DIRECTIVE ▸
Print all of the entries exactly, minus the pictures.

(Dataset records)
┌──
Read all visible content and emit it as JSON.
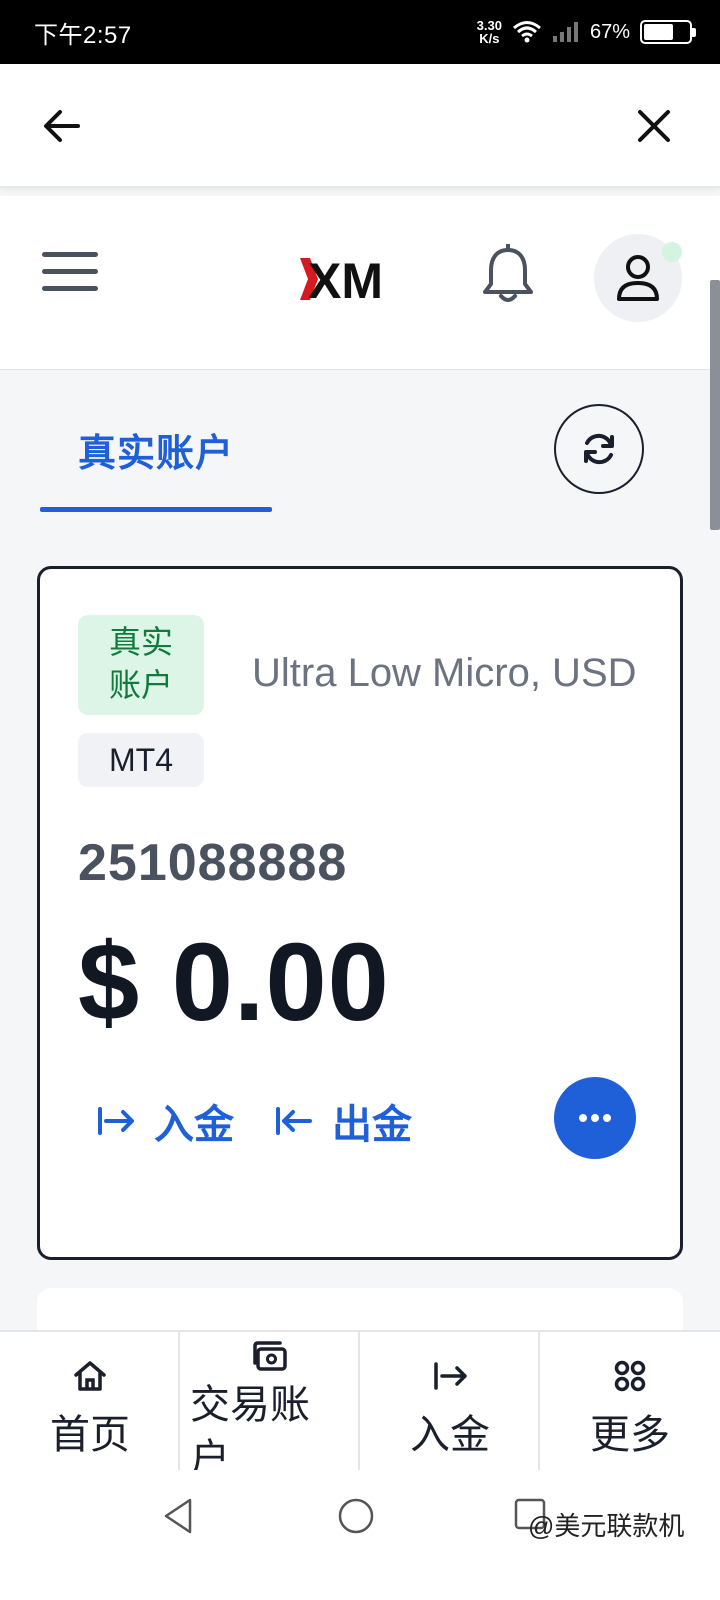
{
  "status_bar": {
    "time": "下午2:57",
    "net_speed_value": "3.30",
    "net_speed_unit": "K/s",
    "battery_percent": "67%",
    "battery_level": 0.67
  },
  "top_nav": {
    "back_icon": "arrow-left-icon",
    "close_icon": "close-icon"
  },
  "header": {
    "menu_icon": "hamburger-menu-icon",
    "logo": "XM",
    "bell_icon": "bell-icon",
    "avatar_icon": "user-icon"
  },
  "tabs": {
    "active_label": "真实账户",
    "refresh_icon": "refresh-icon"
  },
  "account": {
    "type_badge_line1": "真实",
    "type_badge_line2": "账户",
    "platform": "MT4",
    "plan": "Ultra Low Micro, USD",
    "number": "251088888",
    "balance": "$ 0.00",
    "deposit_label": "入金",
    "withdraw_label": "出金"
  },
  "bottom_nav": {
    "items": [
      {
        "label": "首页",
        "icon": "home-icon"
      },
      {
        "label": "交易账户",
        "icon": "wallet-icon"
      },
      {
        "label": "入金",
        "icon": "deposit-icon"
      },
      {
        "label": "更多",
        "icon": "grid-icon"
      }
    ]
  },
  "system_nav": {
    "watermark": "@美元联款机"
  },
  "colors": {
    "accent": "#1f5fd8",
    "badge_green_bg": "#dcf5e6",
    "badge_green_text": "#127a3c",
    "brand_red": "#d71920"
  }
}
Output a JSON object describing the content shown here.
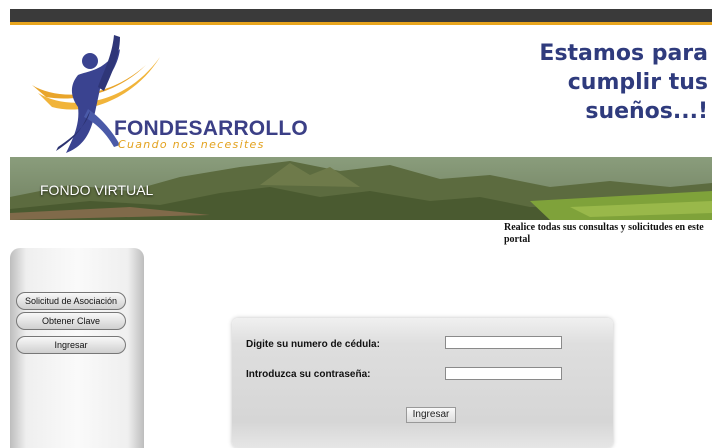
{
  "brand": {
    "name": "FONDESARROLLO",
    "tagline": "Cuando nos necesites"
  },
  "slogan": {
    "line1": "Estamos para",
    "line2": "cumplir tus",
    "line3": "sueños...!"
  },
  "banner": {
    "title": "FONDO VIRTUAL"
  },
  "portal_text": "Realice todas sus consultas y solicitudes en este portal",
  "sidebar": {
    "buttons": [
      {
        "label": "Solicitud de Asociación"
      },
      {
        "label": "Obtener Clave"
      },
      {
        "label": "Ingresar"
      }
    ]
  },
  "login": {
    "cedula_label": "Digite su numero de cédula:",
    "cedula_value": "",
    "password_label": "Introduzca su contraseña:",
    "password_value": "",
    "submit_label": "Ingresar"
  },
  "colors": {
    "topbar": "#3a3a3a",
    "accent": "#e8a51e",
    "brand_blue": "#3b3f86"
  }
}
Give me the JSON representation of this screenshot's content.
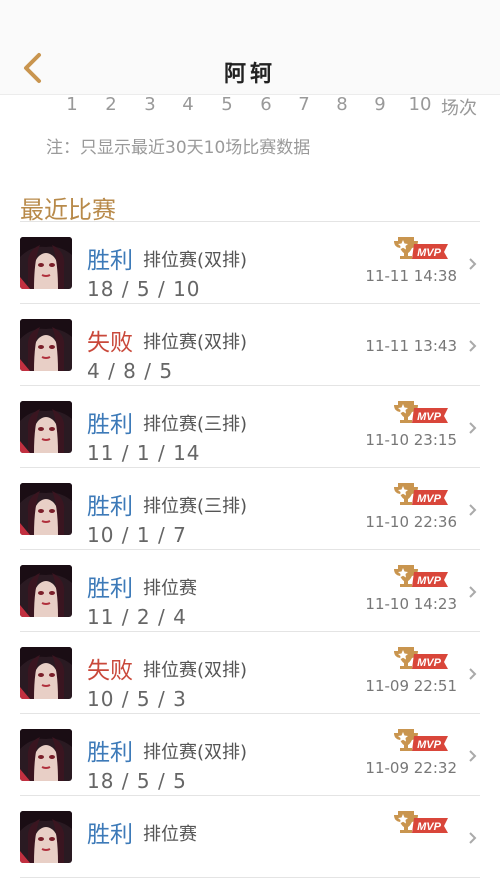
{
  "header": {
    "title": "阿轲"
  },
  "scale": {
    "numbers": [
      "1",
      "2",
      "3",
      "4",
      "5",
      "6",
      "7",
      "8",
      "9",
      "10"
    ],
    "unit": "场次"
  },
  "note": "注：只显示最近30天10场比赛数据",
  "section": {
    "title": "最近比赛"
  },
  "colors": {
    "accent": "#b88a4a",
    "win": "#3d7ab8",
    "lose": "#c9483a"
  },
  "icons": {
    "back": "chevron-left-icon",
    "mvp": "mvp-trophy-icon",
    "row_arrow": "chevron-right-icon"
  },
  "matches": [
    {
      "result": "胜利",
      "outcome": "win",
      "mode": "排位赛(双排)",
      "kda": "18 / 5 / 10",
      "time": "11-11 14:38",
      "mvp": true
    },
    {
      "result": "失败",
      "outcome": "lose",
      "mode": "排位赛(双排)",
      "kda": "4 / 8 / 5",
      "time": "11-11 13:43",
      "mvp": false
    },
    {
      "result": "胜利",
      "outcome": "win",
      "mode": "排位赛(三排)",
      "kda": "11 / 1 / 14",
      "time": "11-10 23:15",
      "mvp": true
    },
    {
      "result": "胜利",
      "outcome": "win",
      "mode": "排位赛(三排)",
      "kda": "10 / 1 / 7",
      "time": "11-10 22:36",
      "mvp": true
    },
    {
      "result": "胜利",
      "outcome": "win",
      "mode": "排位赛",
      "kda": "11 / 2 / 4",
      "time": "11-10 14:23",
      "mvp": true
    },
    {
      "result": "失败",
      "outcome": "lose",
      "mode": "排位赛(双排)",
      "kda": "10 / 5 / 3",
      "time": "11-09 22:51",
      "mvp": true
    },
    {
      "result": "胜利",
      "outcome": "win",
      "mode": "排位赛(双排)",
      "kda": "18 / 5 / 5",
      "time": "11-09 22:32",
      "mvp": true
    },
    {
      "result": "胜利",
      "outcome": "win",
      "mode": "排位赛",
      "kda": "",
      "time": "",
      "mvp": true
    }
  ]
}
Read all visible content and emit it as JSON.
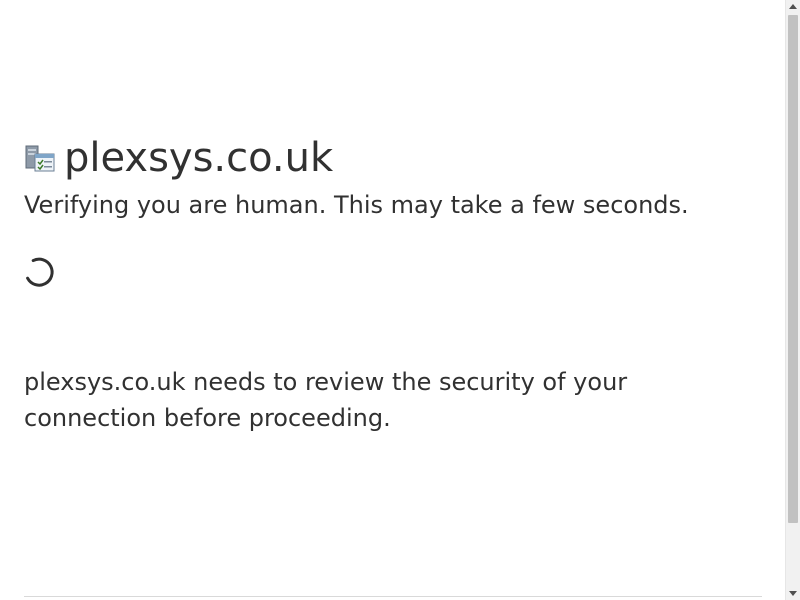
{
  "site": {
    "name": "plexsys.co.uk",
    "icon": "site-favicon-icon"
  },
  "status": {
    "subtitle": "Verifying you are human. This may take a few seconds.",
    "spinner": "loading-spinner-icon"
  },
  "notice": {
    "text": "plexsys.co.uk needs to review the security of your connection before proceeding."
  },
  "colors": {
    "text": "#313131",
    "divider": "#d9d9d9",
    "scrollbar_thumb": "#c1c1c1"
  }
}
└──
THE SOLUTION ▸
Read all visible content and emit it as JSON.
{
  "status_bar": {
    "time": "下午2:57",
    "net_speed_value": "3.30",
    "net_speed_unit": "K/s",
    "battery_percent": "67%",
    "battery_level": 0.67
  },
  "top_nav": {
    "back_icon": "arrow-left-icon",
    "close_icon": "close-icon"
  },
  "header": {
    "menu_icon": "hamburger-menu-icon",
    "logo": "XM",
    "bell_icon": "bell-icon",
    "avatar_icon": "user-icon"
  },
  "tabs": {
    "active_label": "真实账户",
    "refresh_icon": "refresh-icon"
  },
  "account": {
    "type_badge_line1": "真实",
    "type_badge_line2": "账户",
    "platform": "MT4",
    "plan": "Ultra Low Micro, USD",
    "number": "251088888",
    "balance": "$ 0.00",
    "deposit_label": "入金",
    "withdraw_label": "出金"
  },
  "bottom_nav": {
    "items": [
      {
        "label": "首页",
        "icon": "home-icon"
      },
      {
        "label": "交易账户",
        "icon": "wallet-icon"
      },
      {
        "label": "入金",
        "icon": "deposit-icon"
      },
      {
        "label": "更多",
        "icon": "grid-icon"
      }
    ]
  },
  "system_nav": {
    "watermark": "@美元联款机"
  },
  "colors": {
    "accent": "#1f5fd8",
    "badge_green_bg": "#dcf5e6",
    "badge_green_text": "#127a3c",
    "brand_red": "#d71920"
  }
}
Output a JSON object describing the content shown here.
{
  "brand": {
    "name": "FONDESARROLLO",
    "tagline": "Cuando nos necesites"
  },
  "slogan": {
    "line1": "Estamos para",
    "line2": "cumplir tus",
    "line3": "sueños...!"
  },
  "banner": {
    "title": "FONDO VIRTUAL"
  },
  "portal_text": "Realice todas sus consultas y solicitudes en este portal",
  "sidebar": {
    "buttons": [
      {
        "label": "Solicitud de Asociación"
      },
      {
        "label": "Obtener Clave"
      },
      {
        "label": "Ingresar"
      }
    ]
  },
  "login": {
    "cedula_label": "Digite su numero de cédula:",
    "cedula_value": "",
    "password_label": "Introduzca su contraseña:",
    "password_value": "",
    "submit_label": "Ingresar"
  },
  "colors": {
    "topbar": "#3a3a3a",
    "accent": "#e8a51e",
    "brand_blue": "#3b3f86"
  }
}
Give me the JSON representation of this screenshot's content.
{
  "header": {
    "title": "阿轲"
  },
  "scale": {
    "numbers": [
      "1",
      "2",
      "3",
      "4",
      "5",
      "6",
      "7",
      "8",
      "9",
      "10"
    ],
    "unit": "场次"
  },
  "note": "注：只显示最近30天10场比赛数据",
  "section": {
    "title": "最近比赛"
  },
  "colors": {
    "accent": "#b88a4a",
    "win": "#3d7ab8",
    "lose": "#c9483a"
  },
  "icons": {
    "back": "chevron-left-icon",
    "mvp": "mvp-trophy-icon",
    "row_arrow": "chevron-right-icon"
  },
  "matches": [
    {
      "result": "胜利",
      "outcome": "win",
      "mode": "排位赛(双排)",
      "kda": "18 / 5 / 10",
      "time": "11-11 14:38",
      "mvp": true
    },
    {
      "result": "失败",
      "outcome": "lose",
      "mode": "排位赛(双排)",
      "kda": "4 / 8 / 5",
      "time": "11-11 13:43",
      "mvp": false
    },
    {
      "result": "胜利",
      "outcome": "win",
      "mode": "排位赛(三排)",
      "kda": "11 / 1 / 14",
      "time": "11-10 23:15",
      "mvp": true
    },
    {
      "result": "胜利",
      "outcome": "win",
      "mode": "排位赛(三排)",
      "kda": "10 / 1 / 7",
      "time": "11-10 22:36",
      "mvp": true
    },
    {
      "result": "胜利",
      "outcome": "win",
      "mode": "排位赛",
      "kda": "11 / 2 / 4",
      "time": "11-10 14:23",
      "mvp": true
    },
    {
      "result": "失败",
      "outcome": "lose",
      "mode": "排位赛(双排)",
      "kda": "10 / 5 / 3",
      "time": "11-09 22:51",
      "mvp": true
    },
    {
      "result": "胜利",
      "outcome": "win",
      "mode": "排位赛(双排)",
      "kda": "18 / 5 / 5",
      "time": "11-09 22:32",
      "mvp": true
    },
    {
      "result": "胜利",
      "outcome": "win",
      "mode": "排位赛",
      "kda": "",
      "time": "",
      "mvp": true
    }
  ]
}
Read all visible content and emit it as JSON.
{
  "site": {
    "name": "plexsys.co.uk",
    "icon": "site-favicon-icon"
  },
  "status": {
    "subtitle": "Verifying you are human. This may take a few seconds.",
    "spinner": "loading-spinner-icon"
  },
  "notice": {
    "text": "plexsys.co.uk needs to review the security of your connection before proceeding."
  },
  "colors": {
    "text": "#313131",
    "divider": "#d9d9d9",
    "scrollbar_thumb": "#c1c1c1"
  }
}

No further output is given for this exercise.